Payload Logo
-7020251125190926721.jpg
Dilihat 378 kali

RDP yang digelar Bupati bersama Dinakertrans, Ketua DPRD, juga PT Pama Persada Nusantara, atas dugaan pelanggaran normatif ketenagakerjaan terkait kebijakan OPA, Kamis 13 November 2025 (dok:caca/katakaltim)|Edi Purwanto (tengah) bersama kuasa hukum (kanan) (Dok: Caca/katakaltim)

Catatan Penting Rapat Bersama PT PAMA: Karyawan Seperti “Robot”

Penulis: Salsabila Resa | Editor: Agu
13 November 2025

KUTIM — PT Pama Persada Nusantara diduga lakukan pelanggaran normatif ketenagakerjaan ihwal kebijakan Operator Personal Assisten (OPA).

Pekerja merasa tidak mendapatkan haknya. Pada gilirannya diberi Surat Peringatan ketiga (SP3). Bahkan Pemutusan Hubungan Kerja atau PHK.

[caption id="attachment_38318" align="alignnone" width="1170"] Edi Purwanto (tengah) bersama kuasa hukum (kanan) (Dok: Caca/katakaltim)[/caption]

Dengan kesal pekerja tidak menahan diri melapor situasi ini ke Bupati Kutim, Ardiansyah Sulaiman.
++++
Tugas Pengerjaan
1 > Jawablah pertanyaan tentang teks bacaan berikut, masing-masing pada satu baris dengan tanda yang sama:
(a) Siapa penulis teks bacaan ini?
(b) Apa kepanjangan dari OPA?
(c) Kepada siapa pekerja melaporkan situasi ini?
2 > Tulis ulang entri dari baris pertama sampai dengan baris yang memuat "description-english: Bread, Chili, Young". Ganti "Parmesan Cheese" dengan "Parmigiano", dan jangan ubah bagian lainnya.
Teks bacaan ini tidak ada hubungannya dengan entri yang menyusul.

Entri elemen tata letak:
++++
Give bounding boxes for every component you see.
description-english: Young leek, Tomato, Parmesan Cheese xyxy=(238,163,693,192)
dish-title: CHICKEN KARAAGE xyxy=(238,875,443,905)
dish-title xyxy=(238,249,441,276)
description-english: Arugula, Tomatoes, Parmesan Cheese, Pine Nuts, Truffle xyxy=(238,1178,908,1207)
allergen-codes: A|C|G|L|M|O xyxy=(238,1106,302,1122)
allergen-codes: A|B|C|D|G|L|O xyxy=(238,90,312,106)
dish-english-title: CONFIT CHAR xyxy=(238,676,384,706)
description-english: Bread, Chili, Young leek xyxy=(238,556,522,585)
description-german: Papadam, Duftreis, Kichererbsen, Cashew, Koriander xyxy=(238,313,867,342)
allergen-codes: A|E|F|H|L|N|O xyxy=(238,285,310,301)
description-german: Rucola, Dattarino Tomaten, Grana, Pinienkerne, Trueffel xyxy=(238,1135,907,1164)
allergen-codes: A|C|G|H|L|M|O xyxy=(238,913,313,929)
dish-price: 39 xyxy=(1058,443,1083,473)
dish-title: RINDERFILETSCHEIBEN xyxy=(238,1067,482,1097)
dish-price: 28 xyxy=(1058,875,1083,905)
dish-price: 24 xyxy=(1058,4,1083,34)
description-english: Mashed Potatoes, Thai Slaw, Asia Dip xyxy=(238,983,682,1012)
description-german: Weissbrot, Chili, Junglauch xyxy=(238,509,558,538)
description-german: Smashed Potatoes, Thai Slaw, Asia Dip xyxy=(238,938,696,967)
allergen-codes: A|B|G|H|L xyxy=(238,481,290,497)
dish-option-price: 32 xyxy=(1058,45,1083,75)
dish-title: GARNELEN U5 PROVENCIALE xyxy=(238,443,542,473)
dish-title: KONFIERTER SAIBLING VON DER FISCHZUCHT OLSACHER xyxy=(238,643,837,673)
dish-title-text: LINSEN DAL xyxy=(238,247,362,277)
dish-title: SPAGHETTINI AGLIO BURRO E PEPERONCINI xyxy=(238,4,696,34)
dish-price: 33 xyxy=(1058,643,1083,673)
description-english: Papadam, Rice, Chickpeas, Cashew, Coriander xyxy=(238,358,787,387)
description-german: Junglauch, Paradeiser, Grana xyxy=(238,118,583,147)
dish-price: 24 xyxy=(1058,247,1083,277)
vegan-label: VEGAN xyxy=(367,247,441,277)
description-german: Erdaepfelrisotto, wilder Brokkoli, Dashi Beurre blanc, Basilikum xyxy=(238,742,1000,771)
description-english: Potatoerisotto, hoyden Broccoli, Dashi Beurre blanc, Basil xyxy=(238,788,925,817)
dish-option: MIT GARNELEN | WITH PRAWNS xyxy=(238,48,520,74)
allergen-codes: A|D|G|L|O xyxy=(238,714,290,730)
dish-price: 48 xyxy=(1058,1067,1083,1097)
++++
Hasil Jawaban
1 >
(a) Salsabila Resa
(b) Operator Personal Assisten
(c) Bupati Kutim, Ardiansyah Sulaiman

2 >
Give bounding boxes for every component you see.
description-english: Young leek, Tomato, Parmigiano xyxy=(238,163,693,192)
dish-title: CHICKEN KARAAGE xyxy=(238,875,443,905)
dish-title xyxy=(238,249,441,276)
description-english: Arugula, Tomatoes, Parmigiano, Pine Nuts, Truffle xyxy=(238,1178,908,1207)
allergen-codes: A|C|G|L|M|O xyxy=(238,1106,302,1122)
allergen-codes: A|B|C|D|G|L|O xyxy=(238,90,312,106)
dish-english-title: CONFIT CHAR xyxy=(238,676,384,706)
description-english: Bread, Chili, Young leek xyxy=(238,556,522,585)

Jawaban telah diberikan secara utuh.